Task prompt: Each record below should be output verbatim, without pictures.

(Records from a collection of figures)
☆ ☆ ☆ ☆
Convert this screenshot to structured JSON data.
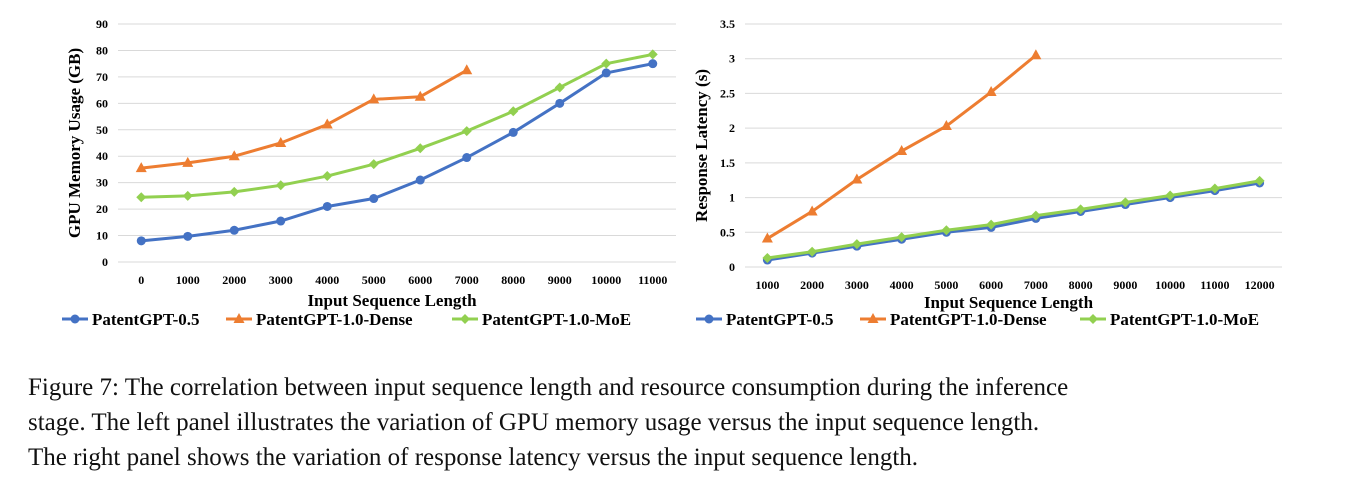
{
  "colors": {
    "series_1": "#4472C4",
    "series_2": "#ED7D31",
    "series_3": "#92D050",
    "grid": "#D9D9D9"
  },
  "chart_data": [
    {
      "type": "line",
      "title": "",
      "xlabel": "Input Sequence Length",
      "ylabel": "GPU Memory Usage (GB)",
      "categories": [
        "0",
        "1000",
        "2000",
        "3000",
        "4000",
        "5000",
        "6000",
        "7000",
        "8000",
        "9000",
        "10000",
        "11000"
      ],
      "ylim": [
        0,
        90
      ],
      "yticks": [
        "0",
        "10",
        "20",
        "30",
        "40",
        "50",
        "60",
        "70",
        "80",
        "90"
      ],
      "grid": true,
      "legend": "bottom",
      "series": [
        {
          "name": "PatentGPT-0.5",
          "marker": "circle",
          "values": [
            8,
            9.7,
            12,
            15.5,
            21,
            24,
            31,
            39.5,
            49,
            60,
            71.5,
            75
          ]
        },
        {
          "name": "PatentGPT-1.0-Dense",
          "marker": "triangle",
          "values": [
            35.5,
            37.5,
            40,
            45,
            52,
            61.5,
            62.5,
            72.5,
            null,
            null,
            null,
            null
          ]
        },
        {
          "name": "PatentGPT-1.0-MoE",
          "marker": "diamond",
          "values": [
            24.5,
            25,
            26.5,
            29,
            32.5,
            37,
            43,
            49.5,
            57,
            66,
            75,
            78.5
          ]
        }
      ]
    },
    {
      "type": "line",
      "title": "",
      "xlabel": "Input Sequence Length",
      "ylabel": "Response Latency (s)",
      "categories": [
        "1000",
        "2000",
        "3000",
        "4000",
        "5000",
        "6000",
        "7000",
        "8000",
        "9000",
        "10000",
        "11000",
        "12000"
      ],
      "ylim": [
        0,
        3.5
      ],
      "yticks": [
        "0",
        "0.5",
        "1",
        "1.5",
        "2",
        "2.5",
        "3",
        "3.5"
      ],
      "grid": true,
      "legend": "bottom",
      "series": [
        {
          "name": "PatentGPT-0.5",
          "marker": "circle",
          "values": [
            0.1,
            0.2,
            0.3,
            0.4,
            0.5,
            0.57,
            0.7,
            0.8,
            0.9,
            1.0,
            1.1,
            1.21
          ]
        },
        {
          "name": "PatentGPT-1.0-Dense",
          "marker": "triangle",
          "values": [
            0.41,
            0.8,
            1.26,
            1.67,
            2.03,
            2.52,
            3.05,
            null,
            null,
            null,
            null,
            null
          ]
        },
        {
          "name": "PatentGPT-1.0-MoE",
          "marker": "diamond",
          "values": [
            0.13,
            0.22,
            0.33,
            0.43,
            0.53,
            0.61,
            0.74,
            0.83,
            0.93,
            1.03,
            1.13,
            1.24
          ]
        }
      ]
    }
  ],
  "caption": {
    "lines": [
      "Figure 7: The correlation between input sequence length and resource consumption during the inference",
      "stage. The left panel illustrates the variation of GPU memory usage versus the input sequence length.",
      "The right panel shows the variation of response latency versus the input sequence length."
    ]
  }
}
☆ ☆ ☆ ☆
Written solution:
Convert this screenshot to structured JSON data.
{
  "colors": {
    "series_1": "#4472C4",
    "series_2": "#ED7D31",
    "series_3": "#92D050",
    "grid": "#D9D9D9"
  },
  "chart_data": [
    {
      "type": "line",
      "title": "",
      "xlabel": "Input Sequence Length",
      "ylabel": "GPU Memory Usage (GB)",
      "categories": [
        "0",
        "1000",
        "2000",
        "3000",
        "4000",
        "5000",
        "6000",
        "7000",
        "8000",
        "9000",
        "10000",
        "11000"
      ],
      "ylim": [
        0,
        90
      ],
      "yticks": [
        "0",
        "10",
        "20",
        "30",
        "40",
        "50",
        "60",
        "70",
        "80",
        "90"
      ],
      "grid": true,
      "legend": "bottom",
      "series": [
        {
          "name": "PatentGPT-0.5",
          "marker": "circle",
          "values": [
            8,
            9.7,
            12,
            15.5,
            21,
            24,
            31,
            39.5,
            49,
            60,
            71.5,
            75
          ]
        },
        {
          "name": "PatentGPT-1.0-Dense",
          "marker": "triangle",
          "values": [
            35.5,
            37.5,
            40,
            45,
            52,
            61.5,
            62.5,
            72.5,
            null,
            null,
            null,
            null
          ]
        },
        {
          "name": "PatentGPT-1.0-MoE",
          "marker": "diamond",
          "values": [
            24.5,
            25,
            26.5,
            29,
            32.5,
            37,
            43,
            49.5,
            57,
            66,
            75,
            78.5
          ]
        }
      ]
    },
    {
      "type": "line",
      "title": "",
      "xlabel": "Input Sequence Length",
      "ylabel": "Response Latency (s)",
      "categories": [
        "1000",
        "2000",
        "3000",
        "4000",
        "5000",
        "6000",
        "7000",
        "8000",
        "9000",
        "10000",
        "11000",
        "12000"
      ],
      "ylim": [
        0,
        3.5
      ],
      "yticks": [
        "0",
        "0.5",
        "1",
        "1.5",
        "2",
        "2.5",
        "3",
        "3.5"
      ],
      "grid": true,
      "legend": "bottom",
      "series": [
        {
          "name": "PatentGPT-0.5",
          "marker": "circle",
          "values": [
            0.1,
            0.2,
            0.3,
            0.4,
            0.5,
            0.57,
            0.7,
            0.8,
            0.9,
            1.0,
            1.1,
            1.21
          ]
        },
        {
          "name": "PatentGPT-1.0-Dense",
          "marker": "triangle",
          "values": [
            0.41,
            0.8,
            1.26,
            1.67,
            2.03,
            2.52,
            3.05,
            null,
            null,
            null,
            null,
            null
          ]
        },
        {
          "name": "PatentGPT-1.0-MoE",
          "marker": "diamond",
          "values": [
            0.13,
            0.22,
            0.33,
            0.43,
            0.53,
            0.61,
            0.74,
            0.83,
            0.93,
            1.03,
            1.13,
            1.24
          ]
        }
      ]
    }
  ],
  "caption": {
    "lines": [
      "Figure 7: The correlation between input sequence length and resource consumption during the inference",
      "stage. The left panel illustrates the variation of GPU memory usage versus the input sequence length.",
      "The right panel shows the variation of response latency versus the input sequence length."
    ]
  }
}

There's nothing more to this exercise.